Task objective: Output the entries verbatim, including every line.

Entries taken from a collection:
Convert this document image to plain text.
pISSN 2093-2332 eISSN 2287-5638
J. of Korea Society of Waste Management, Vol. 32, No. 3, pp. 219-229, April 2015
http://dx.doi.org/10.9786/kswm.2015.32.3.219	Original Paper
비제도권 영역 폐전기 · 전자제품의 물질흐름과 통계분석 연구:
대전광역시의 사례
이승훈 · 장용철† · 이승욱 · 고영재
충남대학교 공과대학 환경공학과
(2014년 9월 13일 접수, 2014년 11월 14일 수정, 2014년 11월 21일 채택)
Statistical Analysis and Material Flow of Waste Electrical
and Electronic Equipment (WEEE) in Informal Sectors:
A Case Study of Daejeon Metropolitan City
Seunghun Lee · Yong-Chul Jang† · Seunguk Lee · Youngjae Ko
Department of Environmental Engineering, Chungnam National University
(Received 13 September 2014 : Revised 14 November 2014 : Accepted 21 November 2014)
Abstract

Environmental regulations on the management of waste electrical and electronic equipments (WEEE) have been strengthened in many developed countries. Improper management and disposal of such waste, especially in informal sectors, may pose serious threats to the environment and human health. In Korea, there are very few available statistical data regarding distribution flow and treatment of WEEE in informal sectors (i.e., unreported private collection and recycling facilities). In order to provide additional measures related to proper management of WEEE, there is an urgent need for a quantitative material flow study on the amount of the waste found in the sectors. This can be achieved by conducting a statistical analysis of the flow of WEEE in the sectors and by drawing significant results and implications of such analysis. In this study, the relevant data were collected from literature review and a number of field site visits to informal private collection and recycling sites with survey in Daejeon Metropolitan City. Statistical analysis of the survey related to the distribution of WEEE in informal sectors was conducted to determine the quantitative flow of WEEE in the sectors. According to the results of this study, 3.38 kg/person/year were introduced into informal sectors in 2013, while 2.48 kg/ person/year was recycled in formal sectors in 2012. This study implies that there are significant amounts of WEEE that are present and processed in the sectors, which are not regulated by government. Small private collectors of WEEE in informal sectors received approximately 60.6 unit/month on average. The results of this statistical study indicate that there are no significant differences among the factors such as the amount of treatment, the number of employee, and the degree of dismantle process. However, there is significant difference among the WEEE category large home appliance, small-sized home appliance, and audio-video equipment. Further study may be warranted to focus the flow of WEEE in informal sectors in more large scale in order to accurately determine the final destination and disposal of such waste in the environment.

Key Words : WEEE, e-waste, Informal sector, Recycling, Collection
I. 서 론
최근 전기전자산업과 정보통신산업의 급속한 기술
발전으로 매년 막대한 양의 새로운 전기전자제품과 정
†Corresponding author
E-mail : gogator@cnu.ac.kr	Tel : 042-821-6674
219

The solution:
Convert this document image to plain text.
pISSN 2093-2332 eISSN 2287-5638
J. of Korea Society of Waste Management, Vol. 32, No. 3, pp. 219-229, April 2015
http://dx.doi.org/10.9786/kswm.2015.32.3.219	Original Paper
비제도권 영역 폐전기 · 전자제품의 물질흐름과 통계분석 연구:
대전광역시의 사례
이승훈 · 장용철† · 이승욱 · 고영재
충남대학교 공과대학 환경공학과
(2014년 9월 13일 접수, 2014년 11월 14일 수정, 2014년 11월 21일 채택)
Statistical Analysis and Material Flow of Waste Electrical
and Electronic Equipment (WEEE) in Informal Sectors:
A Case Study of Daejeon Metropolitan City
Seunghun Lee · Yong-Chul Jang† · Seunguk Lee · Youngjae Ko
Department of Environmental Engineering, Chungnam National University
(Received 13 September 2014 : Revised 14 November 2014 : Accepted 21 November 2014)
Abstract

Environmental regulations on the management of waste electrical and electronic equipments (WEEE) have been strengthened in many developed countries. Improper management and disposal of such waste, especially in informal sectors, may pose serious threats to the environment and human health. In Korea, there are very few available statistical data regarding distribution flow and treatment of WEEE in informal sectors (i.e., unreported private collection and recycling facilities). In order to provide additional measures related to proper management of WEEE, there is an urgent need for a quantitative material flow study on the amount of the waste found in the sectors. This can be achieved by conducting a statistical analysis of the flow of WEEE in the sectors and by drawing significant results and implications of such analysis. In this study, the relevant data were collected from literature review and a number of field site visits to informal private collection and recycling sites with survey in Daejeon Metropolitan City. Statistical analysis of the survey related to the distribution of WEEE in informal sectors was conducted to determine the quantitative flow of WEEE in the sectors. According to the results of this study, 3.38 kg/person/year were introduced into informal sectors in 2013, while 2.48 kg/ person/year was recycled in formal sectors in 2012. This study implies that there are significant amounts of WEEE that are present and processed in the sectors, which are not regulated by government. Small private collectors of WEEE in informal sectors received approximately 60.6 unit/month on average. The results of this statistical study indicate that there are no significant differences among the factors such as the amount of treatment, the number of employee, and the degree of dismantle process. However, there is significant difference among the WEEE category large home appliance, small-sized home appliance, and audio-video equipment. Further study may be warranted to focus the flow of WEEE in informal sectors in more large scale in order to accurately determine the final destination and disposal of such waste in the environment.

Key Words : WEEE, e-waste, Informal sector, Recycling, Collection
I. 서 론
최근 전기전자산업과 정보통신산업의 급속한 기술
발전으로 매년 막대한 양의 새로운 전기전자제품과 정
†Corresponding author
E-mail : gogator@cnu.ac.kr	Tel : 042-821-6674
219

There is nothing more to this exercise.